* [Exercise brief]: What is the number of lines in these entries that include "entsprechender"? Write that number and no other text.

* [Dataset records]:

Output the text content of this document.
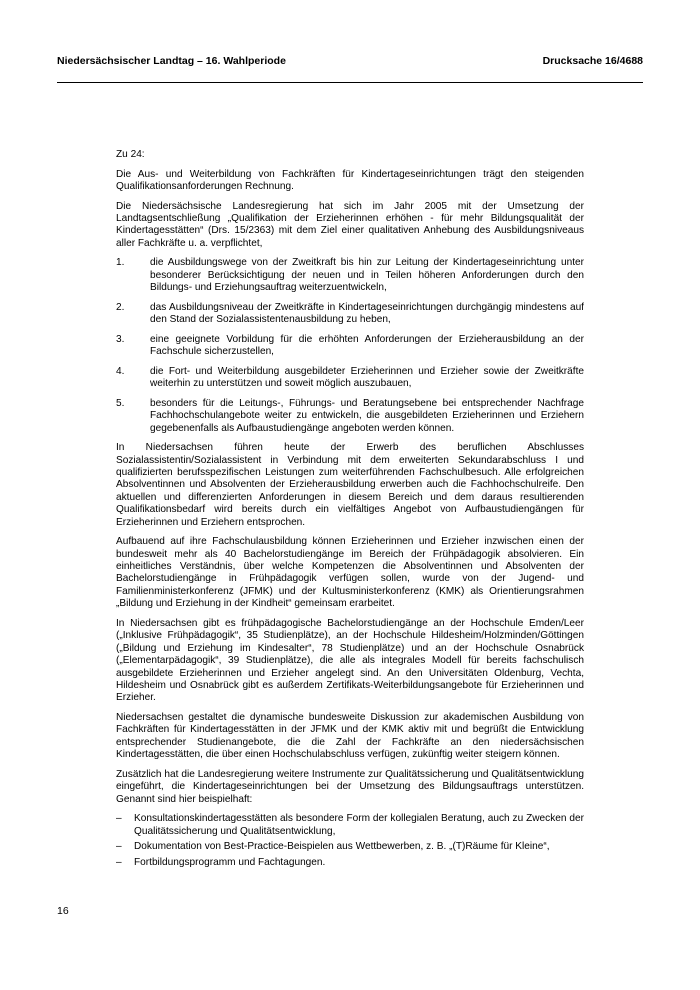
Niedersächsischer Landtag – 16. Wahlperiode	Drucksache 16/4688

Zu 24:

Die Aus- und Weiterbildung von Fachkräften für Kindertageseinrichtungen trägt den steigenden Qualifikationsanforderungen Rechnung.

Die Niedersächsische Landesregierung hat sich im Jahr 2005 mit der Umsetzung der Landtagsentschließung „Qualifikation der Erzieherinnen erhöhen - für mehr Bildungsqualität der Kindertagesstätten“ (Drs. 15/2363) mit dem Ziel einer qualitativen Anhebung des Ausbildungsniveaus aller Fachkräfte u. a. verpflichtet,

1.	die Ausbildungswege von der Zweitkraft bis hin zur Leitung der Kindertageseinrichtung unter besonderer Berücksichtigung der neuen und in Teilen höheren Anforderungen durch den Bildungs- und Erziehungsauftrag weiterzuentwickeln,
2.	das Ausbildungsniveau der Zweitkräfte in Kindertageseinrichtungen durchgängig mindestens auf den Stand der Sozialassistentenausbildung zu heben,
3.	eine geeignete Vorbildung für die erhöhten Anforderungen der Erzieherausbildung an der Fachschule sicherzustellen,
4.	die Fort- und Weiterbildung ausgebildeter Erzieherinnen und Erzieher sowie der Zweitkräfte weiterhin zu unterstützen und soweit möglich auszubauen,
5.	besonders für die Leitungs-, Führungs- und Beratungsebene bei entsprechender Nachfrage Fachhochschulangebote weiter zu entwickeln, die ausgebildeten Erzieherinnen und Erziehern gegebenenfalls als Aufbaustudiengänge angeboten werden können.

In Niedersachsen führen heute der Erwerb des beruflichen Abschlusses Sozialassistentin/Sozialassistent in Verbindung mit dem erweiterten Sekundarabschluss I und qualifizierten berufsspezifischen Leistungen zum weiterführenden Fachschulbesuch. Alle erfolgreichen Absolventinnen und Absolventen der Erzieherausbildung erwerben auch die Fachhochschulreife. Den aktuellen und differenzierten Anforderungen in diesem Bereich und dem daraus resultierenden Qualifikationsbedarf wird bereits durch ein vielfältiges Angebot von Aufbaustudiengängen für Erzieherinnen und Erziehern entsprochen.

Aufbauend auf ihre Fachschulausbildung können Erzieherinnen und Erzieher inzwischen einen der bundesweit mehr als 40 Bachelorstudiengänge im Bereich der Frühpädagogik absolvieren. Ein einheitliches Verständnis, über welche Kompetenzen die Absolventinnen und Absolventen der Bachelorstudiengänge in Frühpädagogik verfügen sollen, wurde von der Jugend- und Familienministerkonferenz (JFMK) und der Kultusministerkonferenz (KMK) als Orientierungsrahmen „Bildung und Erziehung in der Kindheit“ gemeinsam erarbeitet.

In Niedersachsen gibt es frühpädagogische Bachelorstudiengänge an der Hochschule Emden/Leer („Inklusive Frühpädagogik“, 35 Studienplätze), an der Hochschule Hildesheim/Holzminden/Göttingen („Bildung und Erziehung im Kindesalter“, 78 Studienplätze) und an der Hochschule Osnabrück („Elementarpädagogik“, 39 Studienplätze), die alle als integrales Modell für bereits fachschulisch ausgebildete Erzieherinnen und Erzieher angelegt sind. An den Universitäten Oldenburg, Vechta, Hildesheim und Osnabrück gibt es außerdem Zertifikats-Weiterbildungsangebote für Erzieherinnen und Erzieher.

Niedersachsen gestaltet die dynamische bundesweite Diskussion zur akademischen Ausbildung von Fachkräften für Kindertagesstätten in der JFMK und der KMK aktiv mit und begrüßt die Entwicklung entsprechender Studienangebote, die die Zahl der Fachkräfte an den niedersächsischen Kindertagesstätten, die über einen Hochschulabschluss verfügen, zukünftig weiter steigern können.

Zusätzlich hat die Landesregierung weitere Instrumente zur Qualitätssicherung und Qualitätsentwicklung eingeführt, die Kindertageseinrichtungen bei der Umsetzung des Bildungsauftrags unterstützen. Genannt sind hier beispielhaft:

– Konsultationskindertagesstätten als besondere Form der kollegialen Beratung, auch zu Zwecken der Qualitätssicherung und Qualitätsentwicklung,
– Dokumentation von Best-Practice-Beispielen aus Wettbewerben, z. B. „(T)Räume für Kleine“,
– Fortbildungsprogramm und Fachtagungen.
16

* [Reply]: 2